# Problem requirements
All lines holding the string "Enumerate" are to be shown.

::::

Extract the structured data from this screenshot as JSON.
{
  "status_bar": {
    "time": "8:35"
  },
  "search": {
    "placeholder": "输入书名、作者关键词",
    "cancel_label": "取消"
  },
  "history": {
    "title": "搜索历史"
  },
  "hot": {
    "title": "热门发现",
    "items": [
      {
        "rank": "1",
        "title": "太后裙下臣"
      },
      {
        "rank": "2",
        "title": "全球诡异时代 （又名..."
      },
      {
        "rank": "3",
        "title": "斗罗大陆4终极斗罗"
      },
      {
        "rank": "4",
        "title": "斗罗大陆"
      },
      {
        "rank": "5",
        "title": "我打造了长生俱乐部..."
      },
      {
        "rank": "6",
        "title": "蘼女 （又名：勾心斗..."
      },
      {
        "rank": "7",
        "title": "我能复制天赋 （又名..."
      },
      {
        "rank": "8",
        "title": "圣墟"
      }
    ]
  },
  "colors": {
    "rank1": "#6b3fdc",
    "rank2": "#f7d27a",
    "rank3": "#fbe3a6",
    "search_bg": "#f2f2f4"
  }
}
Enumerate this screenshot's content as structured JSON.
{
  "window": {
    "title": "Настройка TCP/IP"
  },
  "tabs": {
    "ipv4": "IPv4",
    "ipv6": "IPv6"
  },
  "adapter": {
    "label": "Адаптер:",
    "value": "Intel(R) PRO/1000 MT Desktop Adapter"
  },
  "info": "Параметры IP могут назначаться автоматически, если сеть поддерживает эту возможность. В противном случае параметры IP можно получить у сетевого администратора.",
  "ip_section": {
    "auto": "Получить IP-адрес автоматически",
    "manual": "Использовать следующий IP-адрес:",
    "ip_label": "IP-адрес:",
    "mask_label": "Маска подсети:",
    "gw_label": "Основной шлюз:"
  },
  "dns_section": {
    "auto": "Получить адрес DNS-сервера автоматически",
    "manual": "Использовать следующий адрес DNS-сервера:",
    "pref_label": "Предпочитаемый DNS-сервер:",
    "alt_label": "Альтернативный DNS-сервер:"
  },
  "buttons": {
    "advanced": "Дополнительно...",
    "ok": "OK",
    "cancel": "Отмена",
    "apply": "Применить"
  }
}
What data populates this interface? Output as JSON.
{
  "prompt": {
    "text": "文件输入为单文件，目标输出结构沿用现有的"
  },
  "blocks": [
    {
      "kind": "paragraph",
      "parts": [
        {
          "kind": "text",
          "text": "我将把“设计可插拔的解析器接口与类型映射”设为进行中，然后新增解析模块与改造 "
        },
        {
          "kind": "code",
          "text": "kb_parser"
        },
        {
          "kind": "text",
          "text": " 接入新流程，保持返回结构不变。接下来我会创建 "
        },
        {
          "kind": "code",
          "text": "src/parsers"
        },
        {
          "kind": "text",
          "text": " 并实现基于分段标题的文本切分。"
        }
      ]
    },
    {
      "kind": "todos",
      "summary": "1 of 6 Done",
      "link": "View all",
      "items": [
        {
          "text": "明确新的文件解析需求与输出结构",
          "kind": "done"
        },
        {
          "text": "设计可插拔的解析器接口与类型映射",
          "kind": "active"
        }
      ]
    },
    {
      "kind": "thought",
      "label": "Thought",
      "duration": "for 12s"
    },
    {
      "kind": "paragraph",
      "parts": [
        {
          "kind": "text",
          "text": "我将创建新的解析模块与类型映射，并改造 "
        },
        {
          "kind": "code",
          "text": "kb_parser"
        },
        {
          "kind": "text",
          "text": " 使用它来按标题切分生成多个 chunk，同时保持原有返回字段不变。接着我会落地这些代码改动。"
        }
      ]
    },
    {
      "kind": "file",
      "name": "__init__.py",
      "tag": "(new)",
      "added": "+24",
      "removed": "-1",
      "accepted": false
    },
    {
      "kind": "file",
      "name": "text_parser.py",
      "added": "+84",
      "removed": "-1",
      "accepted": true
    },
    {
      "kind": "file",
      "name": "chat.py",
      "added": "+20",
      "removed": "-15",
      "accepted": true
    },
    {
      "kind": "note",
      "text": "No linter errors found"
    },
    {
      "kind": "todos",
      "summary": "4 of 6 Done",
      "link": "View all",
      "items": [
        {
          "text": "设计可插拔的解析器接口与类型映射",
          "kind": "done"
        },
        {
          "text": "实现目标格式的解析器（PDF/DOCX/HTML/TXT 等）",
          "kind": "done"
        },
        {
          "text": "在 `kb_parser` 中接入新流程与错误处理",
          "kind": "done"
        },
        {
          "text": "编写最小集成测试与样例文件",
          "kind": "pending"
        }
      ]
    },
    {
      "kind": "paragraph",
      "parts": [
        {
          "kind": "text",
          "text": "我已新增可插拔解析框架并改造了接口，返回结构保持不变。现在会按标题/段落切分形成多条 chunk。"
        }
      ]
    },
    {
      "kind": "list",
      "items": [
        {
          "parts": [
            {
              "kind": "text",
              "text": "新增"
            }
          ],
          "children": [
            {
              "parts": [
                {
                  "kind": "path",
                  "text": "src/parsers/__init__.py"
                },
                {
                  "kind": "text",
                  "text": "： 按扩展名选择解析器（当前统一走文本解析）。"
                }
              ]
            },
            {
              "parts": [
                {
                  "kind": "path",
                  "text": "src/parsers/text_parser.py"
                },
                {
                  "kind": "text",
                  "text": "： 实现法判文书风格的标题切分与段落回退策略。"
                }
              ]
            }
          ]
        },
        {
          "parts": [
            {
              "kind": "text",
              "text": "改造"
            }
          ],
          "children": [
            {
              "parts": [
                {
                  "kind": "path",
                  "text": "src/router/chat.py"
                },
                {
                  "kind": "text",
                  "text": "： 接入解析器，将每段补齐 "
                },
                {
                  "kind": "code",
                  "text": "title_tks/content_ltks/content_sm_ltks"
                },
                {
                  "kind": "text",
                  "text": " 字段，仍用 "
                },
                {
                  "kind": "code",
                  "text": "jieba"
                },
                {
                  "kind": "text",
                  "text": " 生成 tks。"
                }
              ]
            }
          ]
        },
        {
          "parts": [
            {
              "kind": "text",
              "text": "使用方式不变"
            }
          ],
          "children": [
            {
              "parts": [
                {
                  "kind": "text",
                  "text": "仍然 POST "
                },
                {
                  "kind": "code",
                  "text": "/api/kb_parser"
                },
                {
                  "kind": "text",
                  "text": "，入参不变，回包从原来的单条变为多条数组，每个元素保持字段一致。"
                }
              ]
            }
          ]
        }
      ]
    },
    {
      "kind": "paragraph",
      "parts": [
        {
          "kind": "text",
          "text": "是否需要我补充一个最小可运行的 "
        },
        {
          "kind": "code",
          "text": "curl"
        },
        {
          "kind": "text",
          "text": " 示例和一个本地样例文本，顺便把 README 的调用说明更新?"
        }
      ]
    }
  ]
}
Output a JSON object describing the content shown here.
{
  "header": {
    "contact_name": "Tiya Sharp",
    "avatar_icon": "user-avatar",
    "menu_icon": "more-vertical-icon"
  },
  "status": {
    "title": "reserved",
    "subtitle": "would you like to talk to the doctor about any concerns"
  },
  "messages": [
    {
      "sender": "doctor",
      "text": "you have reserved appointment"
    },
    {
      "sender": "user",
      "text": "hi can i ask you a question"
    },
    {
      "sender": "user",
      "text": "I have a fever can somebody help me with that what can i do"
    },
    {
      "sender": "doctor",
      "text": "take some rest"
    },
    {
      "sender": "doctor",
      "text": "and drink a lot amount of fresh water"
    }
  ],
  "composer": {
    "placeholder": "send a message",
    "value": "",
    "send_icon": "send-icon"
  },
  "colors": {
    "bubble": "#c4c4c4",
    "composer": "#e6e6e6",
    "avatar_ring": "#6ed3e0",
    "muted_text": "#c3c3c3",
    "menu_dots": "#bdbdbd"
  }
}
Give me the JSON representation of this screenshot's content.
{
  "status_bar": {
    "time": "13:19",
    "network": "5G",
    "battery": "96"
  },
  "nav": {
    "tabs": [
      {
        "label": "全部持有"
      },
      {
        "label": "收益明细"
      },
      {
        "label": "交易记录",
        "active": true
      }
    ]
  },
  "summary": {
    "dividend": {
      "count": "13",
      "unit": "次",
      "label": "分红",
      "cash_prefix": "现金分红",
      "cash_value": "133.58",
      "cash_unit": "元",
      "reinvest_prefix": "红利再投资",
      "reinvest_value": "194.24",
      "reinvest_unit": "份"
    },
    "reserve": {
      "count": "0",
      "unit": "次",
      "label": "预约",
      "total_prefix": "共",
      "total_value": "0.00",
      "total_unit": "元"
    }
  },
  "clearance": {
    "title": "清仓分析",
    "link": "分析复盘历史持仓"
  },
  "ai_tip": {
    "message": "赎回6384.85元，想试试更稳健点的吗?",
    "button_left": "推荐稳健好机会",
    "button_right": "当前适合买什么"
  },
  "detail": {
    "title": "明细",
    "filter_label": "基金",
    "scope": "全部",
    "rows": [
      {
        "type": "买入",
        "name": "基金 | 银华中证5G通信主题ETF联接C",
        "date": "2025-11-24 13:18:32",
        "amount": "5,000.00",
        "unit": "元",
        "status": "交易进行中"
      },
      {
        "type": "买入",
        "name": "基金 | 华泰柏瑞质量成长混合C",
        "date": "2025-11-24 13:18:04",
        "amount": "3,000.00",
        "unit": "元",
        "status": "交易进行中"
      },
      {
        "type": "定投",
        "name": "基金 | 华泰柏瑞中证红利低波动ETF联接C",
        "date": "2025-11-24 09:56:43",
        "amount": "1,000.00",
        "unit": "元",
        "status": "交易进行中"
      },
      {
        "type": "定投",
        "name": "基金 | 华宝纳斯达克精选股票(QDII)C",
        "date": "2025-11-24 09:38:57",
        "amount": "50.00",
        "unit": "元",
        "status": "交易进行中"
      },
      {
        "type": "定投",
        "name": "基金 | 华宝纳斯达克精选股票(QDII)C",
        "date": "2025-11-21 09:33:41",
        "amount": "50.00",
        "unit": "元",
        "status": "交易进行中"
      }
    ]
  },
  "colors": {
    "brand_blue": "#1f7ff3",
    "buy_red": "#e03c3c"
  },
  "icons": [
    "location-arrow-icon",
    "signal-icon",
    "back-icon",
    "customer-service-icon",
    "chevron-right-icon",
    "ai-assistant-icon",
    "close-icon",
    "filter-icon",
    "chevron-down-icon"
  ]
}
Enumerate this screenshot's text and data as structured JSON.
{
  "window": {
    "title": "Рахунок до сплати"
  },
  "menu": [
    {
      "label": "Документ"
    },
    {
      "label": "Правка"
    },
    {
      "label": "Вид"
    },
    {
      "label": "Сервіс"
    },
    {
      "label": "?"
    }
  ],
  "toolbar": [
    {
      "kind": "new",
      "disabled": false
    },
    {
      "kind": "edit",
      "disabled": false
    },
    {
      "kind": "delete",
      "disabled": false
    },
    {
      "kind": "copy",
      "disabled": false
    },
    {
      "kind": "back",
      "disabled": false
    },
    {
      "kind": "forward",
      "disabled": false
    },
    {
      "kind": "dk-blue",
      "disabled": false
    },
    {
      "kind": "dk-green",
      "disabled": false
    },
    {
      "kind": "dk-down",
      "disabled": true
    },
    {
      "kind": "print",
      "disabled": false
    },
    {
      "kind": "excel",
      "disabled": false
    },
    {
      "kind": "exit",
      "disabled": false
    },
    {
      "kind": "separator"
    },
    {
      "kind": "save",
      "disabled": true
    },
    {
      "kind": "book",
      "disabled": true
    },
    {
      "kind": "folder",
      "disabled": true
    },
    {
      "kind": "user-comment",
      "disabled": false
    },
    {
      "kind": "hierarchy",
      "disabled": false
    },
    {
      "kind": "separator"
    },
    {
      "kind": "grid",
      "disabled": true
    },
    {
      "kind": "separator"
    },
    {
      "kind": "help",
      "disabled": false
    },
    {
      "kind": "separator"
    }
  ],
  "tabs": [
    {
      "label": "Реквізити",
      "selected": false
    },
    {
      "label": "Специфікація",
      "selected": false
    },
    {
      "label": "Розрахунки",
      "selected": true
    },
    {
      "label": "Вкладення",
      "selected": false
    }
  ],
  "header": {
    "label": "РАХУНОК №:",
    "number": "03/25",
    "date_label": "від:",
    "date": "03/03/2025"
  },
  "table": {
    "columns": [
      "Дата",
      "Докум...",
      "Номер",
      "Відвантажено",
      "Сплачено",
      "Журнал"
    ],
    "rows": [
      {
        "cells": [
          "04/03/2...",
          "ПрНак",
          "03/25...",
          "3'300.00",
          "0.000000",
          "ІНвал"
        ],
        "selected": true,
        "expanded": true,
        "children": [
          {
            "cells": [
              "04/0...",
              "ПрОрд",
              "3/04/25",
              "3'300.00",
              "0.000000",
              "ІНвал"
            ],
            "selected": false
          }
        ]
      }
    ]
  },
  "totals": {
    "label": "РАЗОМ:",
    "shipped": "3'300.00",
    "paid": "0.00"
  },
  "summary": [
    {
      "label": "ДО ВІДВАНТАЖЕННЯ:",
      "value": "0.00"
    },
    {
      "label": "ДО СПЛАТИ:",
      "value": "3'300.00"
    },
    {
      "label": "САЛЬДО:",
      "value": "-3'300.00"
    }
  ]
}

::::

# Solution
Enumerate this screenshot's content as structured JSON.
Enumerate this screenshot's text and data as structured JSON.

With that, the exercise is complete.